Written problem:
With the images removed, repeat the data below exactly.
++++ Raw records ++++
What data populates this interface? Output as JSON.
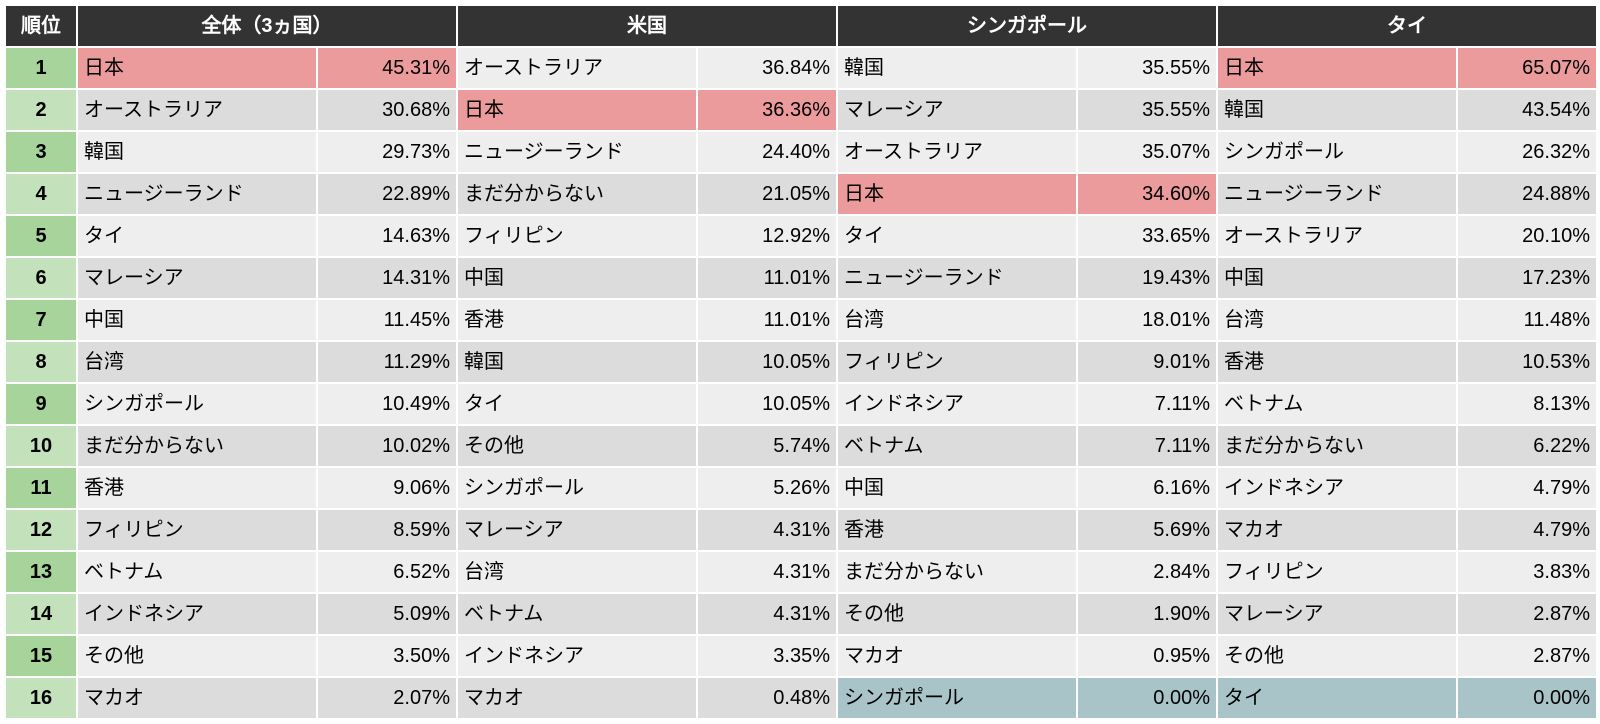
{
  "colors": {
    "header_bg": "#333333",
    "header_fg": "#ffffff",
    "border": "#ffffff",
    "rank_odd": "#a6d49a",
    "rank_even": "#c3e1ba",
    "cell_odd": "#eeeeee",
    "cell_even": "#dcdcdc",
    "highlight_pink": "#eb9b9b",
    "highlight_blue": "#a8c4c8"
  },
  "headers": {
    "rank": "順位",
    "overall": "全体（3ヵ国）",
    "usa": "米国",
    "singapore": "シンガポール",
    "thailand": "タイ"
  },
  "highlight_japan_label": "日本",
  "sections": [
    "overall",
    "usa",
    "singapore",
    "thailand"
  ],
  "rows": [
    {
      "rank": 1,
      "overall": {
        "label": "日本",
        "pct": "45.31%",
        "hl": "pink"
      },
      "usa": {
        "label": "オーストラリア",
        "pct": "36.84%"
      },
      "singapore": {
        "label": "韓国",
        "pct": "35.55%"
      },
      "thailand": {
        "label": "日本",
        "pct": "65.07%",
        "hl": "pink"
      }
    },
    {
      "rank": 2,
      "overall": {
        "label": "オーストラリア",
        "pct": "30.68%"
      },
      "usa": {
        "label": "日本",
        "pct": "36.36%",
        "hl": "pink"
      },
      "singapore": {
        "label": "マレーシア",
        "pct": "35.55%"
      },
      "thailand": {
        "label": "韓国",
        "pct": "43.54%"
      }
    },
    {
      "rank": 3,
      "overall": {
        "label": "韓国",
        "pct": "29.73%"
      },
      "usa": {
        "label": "ニュージーランド",
        "pct": "24.40%"
      },
      "singapore": {
        "label": "オーストラリア",
        "pct": "35.07%"
      },
      "thailand": {
        "label": "シンガポール",
        "pct": "26.32%"
      }
    },
    {
      "rank": 4,
      "overall": {
        "label": "ニュージーランド",
        "pct": "22.89%"
      },
      "usa": {
        "label": "まだ分からない",
        "pct": "21.05%"
      },
      "singapore": {
        "label": "日本",
        "pct": "34.60%",
        "hl": "pink"
      },
      "thailand": {
        "label": "ニュージーランド",
        "pct": "24.88%"
      }
    },
    {
      "rank": 5,
      "overall": {
        "label": "タイ",
        "pct": "14.63%"
      },
      "usa": {
        "label": "フィリピン",
        "pct": "12.92%"
      },
      "singapore": {
        "label": "タイ",
        "pct": "33.65%"
      },
      "thailand": {
        "label": "オーストラリア",
        "pct": "20.10%"
      }
    },
    {
      "rank": 6,
      "overall": {
        "label": "マレーシア",
        "pct": "14.31%"
      },
      "usa": {
        "label": "中国",
        "pct": "11.01%"
      },
      "singapore": {
        "label": "ニュージーランド",
        "pct": "19.43%"
      },
      "thailand": {
        "label": "中国",
        "pct": "17.23%"
      }
    },
    {
      "rank": 7,
      "overall": {
        "label": "中国",
        "pct": "11.45%"
      },
      "usa": {
        "label": "香港",
        "pct": "11.01%"
      },
      "singapore": {
        "label": "台湾",
        "pct": "18.01%"
      },
      "thailand": {
        "label": "台湾",
        "pct": "11.48%"
      }
    },
    {
      "rank": 8,
      "overall": {
        "label": "台湾",
        "pct": "11.29%"
      },
      "usa": {
        "label": "韓国",
        "pct": "10.05%"
      },
      "singapore": {
        "label": "フィリピン",
        "pct": "9.01%"
      },
      "thailand": {
        "label": "香港",
        "pct": "10.53%"
      }
    },
    {
      "rank": 9,
      "overall": {
        "label": "シンガポール",
        "pct": "10.49%"
      },
      "usa": {
        "label": "タイ",
        "pct": "10.05%"
      },
      "singapore": {
        "label": "インドネシア",
        "pct": "7.11%"
      },
      "thailand": {
        "label": "ベトナム",
        "pct": "8.13%"
      }
    },
    {
      "rank": 10,
      "overall": {
        "label": "まだ分からない",
        "pct": "10.02%"
      },
      "usa": {
        "label": "その他",
        "pct": "5.74%"
      },
      "singapore": {
        "label": "ベトナム",
        "pct": "7.11%"
      },
      "thailand": {
        "label": "まだ分からない",
        "pct": "6.22%"
      }
    },
    {
      "rank": 11,
      "overall": {
        "label": "香港",
        "pct": "9.06%"
      },
      "usa": {
        "label": "シンガポール",
        "pct": "5.26%"
      },
      "singapore": {
        "label": "中国",
        "pct": "6.16%"
      },
      "thailand": {
        "label": "インドネシア",
        "pct": "4.79%"
      }
    },
    {
      "rank": 12,
      "overall": {
        "label": "フィリピン",
        "pct": "8.59%"
      },
      "usa": {
        "label": "マレーシア",
        "pct": "4.31%"
      },
      "singapore": {
        "label": "香港",
        "pct": "5.69%"
      },
      "thailand": {
        "label": "マカオ",
        "pct": "4.79%"
      }
    },
    {
      "rank": 13,
      "overall": {
        "label": "ベトナム",
        "pct": "6.52%"
      },
      "usa": {
        "label": "台湾",
        "pct": "4.31%"
      },
      "singapore": {
        "label": "まだ分からない",
        "pct": "2.84%"
      },
      "thailand": {
        "label": "フィリピン",
        "pct": "3.83%"
      }
    },
    {
      "rank": 14,
      "overall": {
        "label": "インドネシア",
        "pct": "5.09%"
      },
      "usa": {
        "label": "ベトナム",
        "pct": "4.31%"
      },
      "singapore": {
        "label": "その他",
        "pct": "1.90%"
      },
      "thailand": {
        "label": "マレーシア",
        "pct": "2.87%"
      }
    },
    {
      "rank": 15,
      "overall": {
        "label": "その他",
        "pct": "3.50%"
      },
      "usa": {
        "label": "インドネシア",
        "pct": "3.35%"
      },
      "singapore": {
        "label": "マカオ",
        "pct": "0.95%"
      },
      "thailand": {
        "label": "その他",
        "pct": "2.87%"
      }
    },
    {
      "rank": 16,
      "overall": {
        "label": "マカオ",
        "pct": "2.07%"
      },
      "usa": {
        "label": "マカオ",
        "pct": "0.48%"
      },
      "singapore": {
        "label": "シンガポール",
        "pct": "0.00%",
        "hl": "blue"
      },
      "thailand": {
        "label": "タイ",
        "pct": "0.00%",
        "hl": "blue"
      }
    }
  ]
}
++++
Correct response:
What data populates this interface? Output as JSON.
{
  "colors": {
    "header_bg": "#333333",
    "header_fg": "#ffffff",
    "border": "#ffffff",
    "rank_odd": "#a6d49a",
    "rank_even": "#c3e1ba",
    "cell_odd": "#eeeeee",
    "cell_even": "#dcdcdc",
    "highlight_pink": "#eb9b9b",
    "highlight_blue": "#a8c4c8"
  },
  "headers": {
    "rank": "順位",
    "overall": "全体（3ヵ国）",
    "usa": "米国",
    "singapore": "シンガポール",
    "thailand": "タイ"
  },
  "highlight_japan_label": "日本",
  "sections": [
    "overall",
    "usa",
    "singapore",
    "thailand"
  ],
  "rows": [
    {
      "rank": 1,
      "overall": {
        "label": "日本",
        "pct": "45.31%",
        "hl": "pink"
      },
      "usa": {
        "label": "オーストラリア",
        "pct": "36.84%"
      },
      "singapore": {
        "label": "韓国",
        "pct": "35.55%"
      },
      "thailand": {
        "label": "日本",
        "pct": "65.07%",
        "hl": "pink"
      }
    },
    {
      "rank": 2,
      "overall": {
        "label": "オーストラリア",
        "pct": "30.68%"
      },
      "usa": {
        "label": "日本",
        "pct": "36.36%",
        "hl": "pink"
      },
      "singapore": {
        "label": "マレーシア",
        "pct": "35.55%"
      },
      "thailand": {
        "label": "韓国",
        "pct": "43.54%"
      }
    },
    {
      "rank": 3,
      "overall": {
        "label": "韓国",
        "pct": "29.73%"
      },
      "usa": {
        "label": "ニュージーランド",
        "pct": "24.40%"
      },
      "singapore": {
        "label": "オーストラリア",
        "pct": "35.07%"
      },
      "thailand": {
        "label": "シンガポール",
        "pct": "26.32%"
      }
    },
    {
      "rank": 4,
      "overall": {
        "label": "ニュージーランド",
        "pct": "22.89%"
      },
      "usa": {
        "label": "まだ分からない",
        "pct": "21.05%"
      },
      "singapore": {
        "label": "日本",
        "pct": "34.60%",
        "hl": "pink"
      },
      "thailand": {
        "label": "ニュージーランド",
        "pct": "24.88%"
      }
    },
    {
      "rank": 5,
      "overall": {
        "label": "タイ",
        "pct": "14.63%"
      },
      "usa": {
        "label": "フィリピン",
        "pct": "12.92%"
      },
      "singapore": {
        "label": "タイ",
        "pct": "33.65%"
      },
      "thailand": {
        "label": "オーストラリア",
        "pct": "20.10%"
      }
    },
    {
      "rank": 6,
      "overall": {
        "label": "マレーシア",
        "pct": "14.31%"
      },
      "usa": {
        "label": "中国",
        "pct": "11.01%"
      },
      "singapore": {
        "label": "ニュージーランド",
        "pct": "19.43%"
      },
      "thailand": {
        "label": "中国",
        "pct": "17.23%"
      }
    },
    {
      "rank": 7,
      "overall": {
        "label": "中国",
        "pct": "11.45%"
      },
      "usa": {
        "label": "香港",
        "pct": "11.01%"
      },
      "singapore": {
        "label": "台湾",
        "pct": "18.01%"
      },
      "thailand": {
        "label": "台湾",
        "pct": "11.48%"
      }
    },
    {
      "rank": 8,
      "overall": {
        "label": "台湾",
        "pct": "11.29%"
      },
      "usa": {
        "label": "韓国",
        "pct": "10.05%"
      },
      "singapore": {
        "label": "フィリピン",
        "pct": "9.01%"
      },
      "thailand": {
        "label": "香港",
        "pct": "10.53%"
      }
    },
    {
      "rank": 9,
      "overall": {
        "label": "シンガポール",
        "pct": "10.49%"
      },
      "usa": {
        "label": "タイ",
        "pct": "10.05%"
      },
      "singapore": {
        "label": "インドネシア",
        "pct": "7.11%"
      },
      "thailand": {
        "label": "ベトナム",
        "pct": "8.13%"
      }
    },
    {
      "rank": 10,
      "overall": {
        "label": "まだ分からない",
        "pct": "10.02%"
      },
      "usa": {
        "label": "その他",
        "pct": "5.74%"
      },
      "singapore": {
        "label": "ベトナム",
        "pct": "7.11%"
      },
      "thailand": {
        "label": "まだ分からない",
        "pct": "6.22%"
      }
    },
    {
      "rank": 11,
      "overall": {
        "label": "香港",
        "pct": "9.06%"
      },
      "usa": {
        "label": "シンガポール",
        "pct": "5.26%"
      },
      "singapore": {
        "label": "中国",
        "pct": "6.16%"
      },
      "thailand": {
        "label": "インドネシア",
        "pct": "4.79%"
      }
    },
    {
      "rank": 12,
      "overall": {
        "label": "フィリピン",
        "pct": "8.59%"
      },
      "usa": {
        "label": "マレーシア",
        "pct": "4.31%"
      },
      "singapore": {
        "label": "香港",
        "pct": "5.69%"
      },
      "thailand": {
        "label": "マカオ",
        "pct": "4.79%"
      }
    },
    {
      "rank": 13,
      "overall": {
        "label": "ベトナム",
        "pct": "6.52%"
      },
      "usa": {
        "label": "台湾",
        "pct": "4.31%"
      },
      "singapore": {
        "label": "まだ分からない",
        "pct": "2.84%"
      },
      "thailand": {
        "label": "フィリピン",
        "pct": "3.83%"
      }
    },
    {
      "rank": 14,
      "overall": {
        "label": "インドネシア",
        "pct": "5.09%"
      },
      "usa": {
        "label": "ベトナム",
        "pct": "4.31%"
      },
      "singapore": {
        "label": "その他",
        "pct": "1.90%"
      },
      "thailand": {
        "label": "マレーシア",
        "pct": "2.87%"
      }
    },
    {
      "rank": 15,
      "overall": {
        "label": "その他",
        "pct": "3.50%"
      },
      "usa": {
        "label": "インドネシア",
        "pct": "3.35%"
      },
      "singapore": {
        "label": "マカオ",
        "pct": "0.95%"
      },
      "thailand": {
        "label": "その他",
        "pct": "2.87%"
      }
    },
    {
      "rank": 16,
      "overall": {
        "label": "マカオ",
        "pct": "2.07%"
      },
      "usa": {
        "label": "マカオ",
        "pct": "0.48%"
      },
      "singapore": {
        "label": "シンガポール",
        "pct": "0.00%",
        "hl": "blue"
      },
      "thailand": {
        "label": "タイ",
        "pct": "0.00%",
        "hl": "blue"
      }
    }
  ]
}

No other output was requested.